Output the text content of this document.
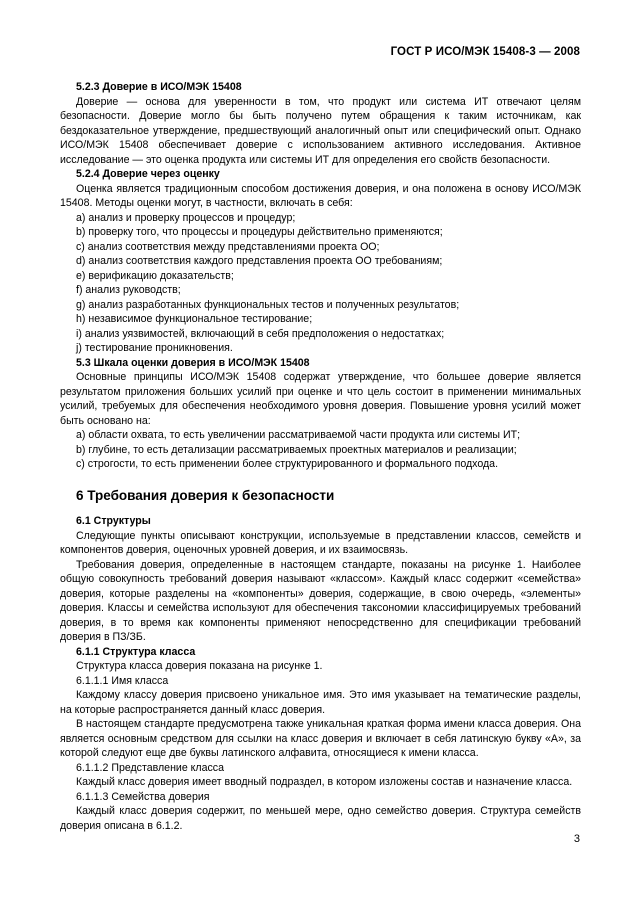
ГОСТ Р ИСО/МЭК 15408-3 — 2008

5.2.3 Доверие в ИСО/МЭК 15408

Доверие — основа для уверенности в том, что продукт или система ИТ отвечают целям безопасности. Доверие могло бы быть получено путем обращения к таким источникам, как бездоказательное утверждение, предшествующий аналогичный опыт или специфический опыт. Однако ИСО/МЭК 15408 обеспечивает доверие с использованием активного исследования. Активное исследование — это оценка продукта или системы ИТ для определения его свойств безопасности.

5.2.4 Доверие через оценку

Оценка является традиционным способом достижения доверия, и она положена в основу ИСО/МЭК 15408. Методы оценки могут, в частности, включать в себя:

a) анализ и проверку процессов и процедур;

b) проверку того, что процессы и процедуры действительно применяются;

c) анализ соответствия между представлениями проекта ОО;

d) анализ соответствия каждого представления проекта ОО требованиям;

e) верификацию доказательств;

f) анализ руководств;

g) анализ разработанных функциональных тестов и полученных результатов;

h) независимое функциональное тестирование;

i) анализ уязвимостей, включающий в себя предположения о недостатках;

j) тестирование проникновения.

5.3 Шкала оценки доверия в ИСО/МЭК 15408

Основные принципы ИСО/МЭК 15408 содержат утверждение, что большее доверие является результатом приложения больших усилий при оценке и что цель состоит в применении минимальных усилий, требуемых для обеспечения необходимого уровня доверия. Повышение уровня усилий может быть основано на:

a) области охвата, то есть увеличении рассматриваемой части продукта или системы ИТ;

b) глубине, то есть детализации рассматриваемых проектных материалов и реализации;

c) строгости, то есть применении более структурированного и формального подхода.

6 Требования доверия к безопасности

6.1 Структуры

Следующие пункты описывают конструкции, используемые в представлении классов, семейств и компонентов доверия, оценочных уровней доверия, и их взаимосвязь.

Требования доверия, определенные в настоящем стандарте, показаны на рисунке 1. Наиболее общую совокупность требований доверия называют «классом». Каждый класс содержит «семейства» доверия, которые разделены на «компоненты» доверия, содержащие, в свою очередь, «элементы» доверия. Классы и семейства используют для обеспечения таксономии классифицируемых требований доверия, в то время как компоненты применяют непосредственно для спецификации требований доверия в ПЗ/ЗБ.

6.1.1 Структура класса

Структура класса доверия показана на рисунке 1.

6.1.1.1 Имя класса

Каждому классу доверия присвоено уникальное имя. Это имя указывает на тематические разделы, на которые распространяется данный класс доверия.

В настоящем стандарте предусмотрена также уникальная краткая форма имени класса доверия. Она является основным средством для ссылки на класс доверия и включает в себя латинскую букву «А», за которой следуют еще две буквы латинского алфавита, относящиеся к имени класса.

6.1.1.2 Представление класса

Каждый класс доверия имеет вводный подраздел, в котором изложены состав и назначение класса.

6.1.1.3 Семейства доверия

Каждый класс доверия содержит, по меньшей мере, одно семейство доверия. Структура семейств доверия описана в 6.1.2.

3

----------

§ **EXERCISE DESCRIPTION**
Copy the entries above faithfully and omit every image.

§ **THE RESULT**
Output the text content of this document.
ГОСТ Р ИСО/МЭК 15408-3 — 2008

5.2.3 Доверие в ИСО/МЭК 15408

Доверие — основа для уверенности в том, что продукт или система ИТ отвечают целям безопасности. Доверие могло бы быть получено путем обращения к таким источникам, как бездоказательное утверждение, предшествующий аналогичный опыт или специфический опыт. Однако ИСО/МЭК 15408 обеспечивает доверие с использованием активного исследования. Активное исследование — это оценка продукта или системы ИТ для определения его свойств безопасности.

5.2.4 Доверие через оценку

Оценка является традиционным способом достижения доверия, и она положена в основу ИСО/МЭК 15408. Методы оценки могут, в частности, включать в себя:

a) анализ и проверку процессов и процедур;

b) проверку того, что процессы и процедуры действительно применяются;

c) анализ соответствия между представлениями проекта ОО;

d) анализ соответствия каждого представления проекта ОО требованиям;

e) верификацию доказательств;

f) анализ руководств;

g) анализ разработанных функциональных тестов и полученных результатов;

h) независимое функциональное тестирование;

i) анализ уязвимостей, включающий в себя предположения о недостатках;

j) тестирование проникновения.

5.3 Шкала оценки доверия в ИСО/МЭК 15408

Основные принципы ИСО/МЭК 15408 содержат утверждение, что большее доверие является результатом приложения больших усилий при оценке и что цель состоит в применении минимальных усилий, требуемых для обеспечения необходимого уровня доверия. Повышение уровня усилий может быть основано на:

a) области охвата, то есть увеличении рассматриваемой части продукта или системы ИТ;

b) глубине, то есть детализации рассматриваемых проектных материалов и реализации;

c) строгости, то есть применении более структурированного и формального подхода.

6 Требования доверия к безопасности

6.1 Структуры

Следующие пункты описывают конструкции, используемые в представлении классов, семейств и компонентов доверия, оценочных уровней доверия, и их взаимосвязь.

Требования доверия, определенные в настоящем стандарте, показаны на рисунке 1. Наиболее общую совокупность требований доверия называют «классом». Каждый класс содержит «семейства» доверия, которые разделены на «компоненты» доверия, содержащие, в свою очередь, «элементы» доверия. Классы и семейства используют для обеспечения таксономии классифицируемых требований доверия, в то время как компоненты применяют непосредственно для спецификации требований доверия в ПЗ/ЗБ.

6.1.1 Структура класса

Структура класса доверия показана на рисунке 1.

6.1.1.1 Имя класса

Каждому классу доверия присвоено уникальное имя. Это имя указывает на тематические разделы, на которые распространяется данный класс доверия.

В настоящем стандарте предусмотрена также уникальная краткая форма имени класса доверия. Она является основным средством для ссылки на класс доверия и включает в себя латинскую букву «А», за которой следуют еще две буквы латинского алфавита, относящиеся к имени класса.

6.1.1.2 Представление класса

Каждый класс доверия имеет вводный подраздел, в котором изложены состав и назначение класса.

6.1.1.3 Семейства доверия

Каждый класс доверия содержит, по меньшей мере, одно семейство доверия. Структура семейств доверия описана в 6.1.2.

3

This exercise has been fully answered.